Data entries for graphics
=-=-=
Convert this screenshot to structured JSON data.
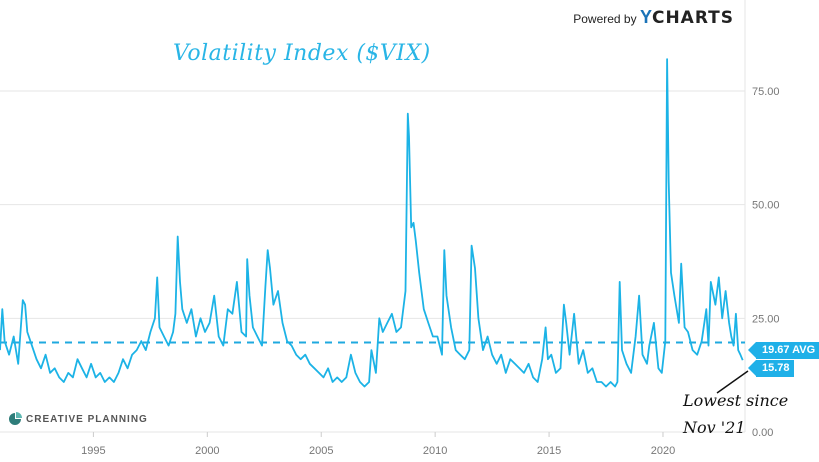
{
  "header": {
    "powered_by": "Powered by",
    "brand_y": "Y",
    "brand": "CHARTS"
  },
  "watermark": {
    "company": "CREATIVE PLANNING"
  },
  "annotation": {
    "line1": "Lowest since",
    "line2": "Nov '21"
  },
  "colors": {
    "series": "#1cb3e6",
    "avg": "#1fa9df",
    "grid": "#e6e6e6",
    "tick": "#777777"
  },
  "chart_data": {
    "type": "line",
    "title": "Volatility Index ($VIX)",
    "xlabel": "",
    "ylabel": "",
    "x_ticks": [
      "1995",
      "2000",
      "2005",
      "2010",
      "2015",
      "2020"
    ],
    "y_ticks": [
      "0.00",
      "25.00",
      "50.00",
      "75.00"
    ],
    "ylim": [
      0,
      95
    ],
    "xlim": [
      1990.9,
      2023.6
    ],
    "grid": "horizontal",
    "reference_line": {
      "label": "19.67 AVG",
      "value": 19.67
    },
    "last_value": {
      "label": "15.78",
      "value": 15.78
    },
    "series": [
      {
        "points": [
          [
            1990.9,
            18
          ],
          [
            1991.0,
            27
          ],
          [
            1991.1,
            20
          ],
          [
            1991.3,
            17
          ],
          [
            1991.5,
            21
          ],
          [
            1991.7,
            15
          ],
          [
            1991.9,
            29
          ],
          [
            1992.0,
            28
          ],
          [
            1992.1,
            22
          ],
          [
            1992.3,
            19
          ],
          [
            1992.5,
            16
          ],
          [
            1992.7,
            14
          ],
          [
            1992.9,
            17
          ],
          [
            1993.1,
            13
          ],
          [
            1993.3,
            14
          ],
          [
            1993.5,
            12
          ],
          [
            1993.7,
            11
          ],
          [
            1993.9,
            13
          ],
          [
            1994.1,
            12
          ],
          [
            1994.3,
            16
          ],
          [
            1994.5,
            14
          ],
          [
            1994.7,
            12
          ],
          [
            1994.9,
            15
          ],
          [
            1995.1,
            12
          ],
          [
            1995.3,
            13
          ],
          [
            1995.5,
            11
          ],
          [
            1995.7,
            12
          ],
          [
            1995.9,
            11
          ],
          [
            1996.1,
            13
          ],
          [
            1996.3,
            16
          ],
          [
            1996.5,
            14
          ],
          [
            1996.7,
            17
          ],
          [
            1996.9,
            18
          ],
          [
            1997.1,
            20
          ],
          [
            1997.3,
            18
          ],
          [
            1997.5,
            22
          ],
          [
            1997.7,
            25
          ],
          [
            1997.8,
            34
          ],
          [
            1997.9,
            23
          ],
          [
            1998.1,
            21
          ],
          [
            1998.3,
            19
          ],
          [
            1998.5,
            22
          ],
          [
            1998.6,
            26
          ],
          [
            1998.7,
            43
          ],
          [
            1998.8,
            33
          ],
          [
            1998.9,
            27
          ],
          [
            1999.1,
            24
          ],
          [
            1999.3,
            27
          ],
          [
            1999.5,
            21
          ],
          [
            1999.7,
            25
          ],
          [
            1999.9,
            22
          ],
          [
            2000.1,
            24
          ],
          [
            2000.3,
            30
          ],
          [
            2000.5,
            21
          ],
          [
            2000.7,
            19
          ],
          [
            2000.9,
            27
          ],
          [
            2001.1,
            26
          ],
          [
            2001.3,
            33
          ],
          [
            2001.5,
            22
          ],
          [
            2001.7,
            21
          ],
          [
            2001.75,
            38
          ],
          [
            2001.85,
            30
          ],
          [
            2002.0,
            23
          ],
          [
            2002.2,
            21
          ],
          [
            2002.4,
            19
          ],
          [
            2002.55,
            32
          ],
          [
            2002.65,
            40
          ],
          [
            2002.75,
            36
          ],
          [
            2002.9,
            28
          ],
          [
            2003.1,
            31
          ],
          [
            2003.3,
            24
          ],
          [
            2003.5,
            20
          ],
          [
            2003.7,
            19
          ],
          [
            2003.9,
            17
          ],
          [
            2004.1,
            16
          ],
          [
            2004.3,
            17
          ],
          [
            2004.5,
            15
          ],
          [
            2004.7,
            14
          ],
          [
            2004.9,
            13
          ],
          [
            2005.1,
            12
          ],
          [
            2005.3,
            14
          ],
          [
            2005.5,
            11
          ],
          [
            2005.7,
            12
          ],
          [
            2005.9,
            11
          ],
          [
            2006.1,
            12
          ],
          [
            2006.3,
            17
          ],
          [
            2006.5,
            13
          ],
          [
            2006.7,
            11
          ],
          [
            2006.9,
            10
          ],
          [
            2007.1,
            11
          ],
          [
            2007.2,
            18
          ],
          [
            2007.4,
            13
          ],
          [
            2007.55,
            25
          ],
          [
            2007.7,
            22
          ],
          [
            2007.9,
            24
          ],
          [
            2008.1,
            26
          ],
          [
            2008.3,
            22
          ],
          [
            2008.5,
            23
          ],
          [
            2008.7,
            31
          ],
          [
            2008.8,
            70
          ],
          [
            2008.85,
            65
          ],
          [
            2008.95,
            45
          ],
          [
            2009.05,
            46
          ],
          [
            2009.15,
            42
          ],
          [
            2009.3,
            35
          ],
          [
            2009.5,
            27
          ],
          [
            2009.7,
            24
          ],
          [
            2009.9,
            21
          ],
          [
            2010.1,
            21
          ],
          [
            2010.3,
            17
          ],
          [
            2010.4,
            40
          ],
          [
            2010.5,
            30
          ],
          [
            2010.7,
            23
          ],
          [
            2010.9,
            18
          ],
          [
            2011.1,
            17
          ],
          [
            2011.3,
            16
          ],
          [
            2011.5,
            18
          ],
          [
            2011.6,
            41
          ],
          [
            2011.75,
            36
          ],
          [
            2011.9,
            25
          ],
          [
            2012.1,
            18
          ],
          [
            2012.3,
            21
          ],
          [
            2012.5,
            17
          ],
          [
            2012.7,
            15
          ],
          [
            2012.9,
            17
          ],
          [
            2013.1,
            13
          ],
          [
            2013.3,
            16
          ],
          [
            2013.5,
            15
          ],
          [
            2013.7,
            14
          ],
          [
            2013.9,
            13
          ],
          [
            2014.1,
            15
          ],
          [
            2014.3,
            12
          ],
          [
            2014.5,
            11
          ],
          [
            2014.7,
            16
          ],
          [
            2014.85,
            23
          ],
          [
            2014.95,
            16
          ],
          [
            2015.1,
            17
          ],
          [
            2015.3,
            13
          ],
          [
            2015.5,
            14
          ],
          [
            2015.65,
            28
          ],
          [
            2015.75,
            24
          ],
          [
            2015.9,
            17
          ],
          [
            2016.1,
            26
          ],
          [
            2016.3,
            15
          ],
          [
            2016.5,
            18
          ],
          [
            2016.7,
            13
          ],
          [
            2016.9,
            14
          ],
          [
            2017.1,
            11
          ],
          [
            2017.3,
            11
          ],
          [
            2017.5,
            10
          ],
          [
            2017.7,
            11
          ],
          [
            2017.9,
            10
          ],
          [
            2018.0,
            11
          ],
          [
            2018.1,
            33
          ],
          [
            2018.2,
            18
          ],
          [
            2018.4,
            15
          ],
          [
            2018.6,
            13
          ],
          [
            2018.8,
            21
          ],
          [
            2018.95,
            30
          ],
          [
            2019.1,
            17
          ],
          [
            2019.3,
            15
          ],
          [
            2019.4,
            19
          ],
          [
            2019.6,
            24
          ],
          [
            2019.8,
            14
          ],
          [
            2019.95,
            13
          ],
          [
            2020.1,
            20
          ],
          [
            2020.18,
            82
          ],
          [
            2020.25,
            55
          ],
          [
            2020.35,
            35
          ],
          [
            2020.5,
            30
          ],
          [
            2020.7,
            24
          ],
          [
            2020.8,
            37
          ],
          [
            2020.95,
            23
          ],
          [
            2021.1,
            22
          ],
          [
            2021.3,
            18
          ],
          [
            2021.5,
            17
          ],
          [
            2021.7,
            20
          ],
          [
            2021.9,
            27
          ],
          [
            2022.0,
            19
          ],
          [
            2022.1,
            33
          ],
          [
            2022.3,
            28
          ],
          [
            2022.45,
            34
          ],
          [
            2022.6,
            25
          ],
          [
            2022.75,
            31
          ],
          [
            2022.9,
            24
          ],
          [
            2023.0,
            21
          ],
          [
            2023.1,
            19
          ],
          [
            2023.2,
            26
          ],
          [
            2023.3,
            18
          ],
          [
            2023.4,
            17
          ],
          [
            2023.5,
            15.78
          ]
        ]
      }
    ]
  }
}
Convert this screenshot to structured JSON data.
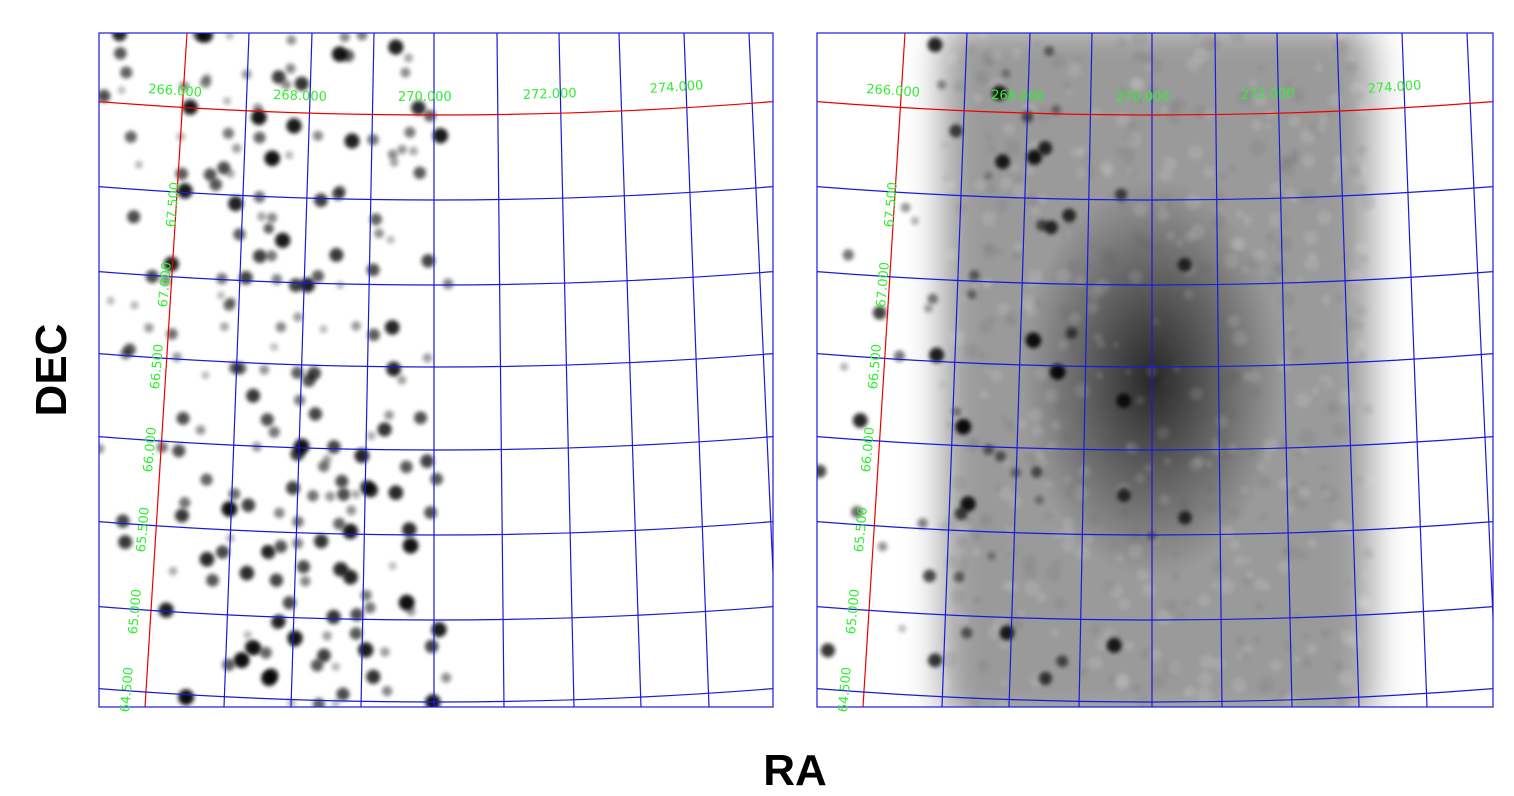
{
  "x_label": "RA",
  "y_label": "DEC",
  "panels": [
    {
      "ra_labels": [
        "266.000",
        "268.000",
        "270.000",
        "272.000",
        "274.000"
      ],
      "dec_labels": [
        "64.500",
        "65.000",
        "65.500",
        "66.000",
        "66.500",
        "67.000",
        "67.500"
      ]
    },
    {
      "ra_labels": [
        "266.000",
        "268.000",
        "270.000",
        "272.000",
        "274.000"
      ],
      "dec_labels": [
        "64.500",
        "65.000",
        "65.500",
        "66.000",
        "66.500",
        "67.000",
        "67.500"
      ]
    }
  ]
}
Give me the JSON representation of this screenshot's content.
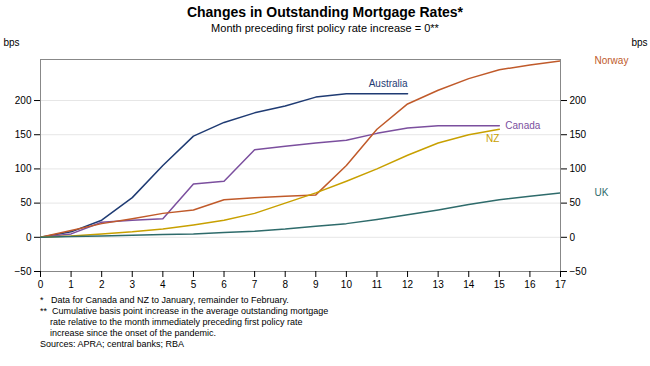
{
  "chart_data": {
    "type": "line",
    "title": "Changes in Outstanding Mortgage Rates*",
    "subtitle": "Month preceding first policy rate increase = 0**",
    "ylabel": "bps",
    "y2label": "bps",
    "x": [
      0,
      1,
      2,
      3,
      4,
      5,
      6,
      7,
      8,
      9,
      10,
      11,
      12,
      13,
      14,
      15,
      16,
      17
    ],
    "xlim": [
      0,
      17
    ],
    "xticks": [
      0,
      1,
      2,
      3,
      4,
      5,
      6,
      7,
      8,
      9,
      10,
      11,
      12,
      13,
      14,
      15,
      16,
      17
    ],
    "ylim": [
      -50,
      260
    ],
    "yticks": [
      -50,
      0,
      50,
      100,
      150,
      200
    ],
    "grid": true,
    "footnotes": [
      "*   Data for Canada and NZ to January, remainder to February.",
      "**  Cumulative basis point increase in the average outstanding mortgage",
      "    rate relative to the month immediately preceding first policy rate",
      "    increase since the onset of the pandemic.",
      "Sources: APRA; central banks; RBA"
    ],
    "series": [
      {
        "name": "Australia",
        "color": "#1f3b73",
        "values": [
          0,
          8,
          25,
          58,
          105,
          148,
          168,
          182,
          192,
          205,
          210,
          210,
          210,
          null,
          null,
          null,
          null,
          null
        ]
      },
      {
        "name": "Canada",
        "color": "#7b4f9e",
        "values": [
          0,
          5,
          22,
          25,
          27,
          78,
          82,
          128,
          133,
          138,
          142,
          152,
          160,
          163,
          163,
          163,
          null,
          null
        ]
      },
      {
        "name": "Norway",
        "color": "#c05a2a",
        "values": [
          0,
          10,
          20,
          27,
          35,
          40,
          55,
          58,
          60,
          62,
          105,
          158,
          195,
          215,
          232,
          245,
          252,
          258
        ]
      },
      {
        "name": "NZ",
        "color": "#c8a000",
        "values": [
          0,
          2,
          5,
          8,
          12,
          18,
          25,
          35,
          50,
          65,
          82,
          100,
          120,
          138,
          150,
          158,
          null,
          null
        ]
      },
      {
        "name": "UK",
        "color": "#2e6b6b",
        "values": [
          0,
          1,
          2,
          3,
          4,
          5,
          7,
          9,
          12,
          16,
          20,
          26,
          33,
          40,
          48,
          55,
          60,
          65
        ]
      }
    ]
  }
}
=-=-=
**What you are asked to do:**
Look through the entries above. Extract each line with the word "first".

**Exercise output:**
    "subtitle": "Month preceding first policy rate increase = 0**",
      "    rate relative to the month immediately preceding first policy rate",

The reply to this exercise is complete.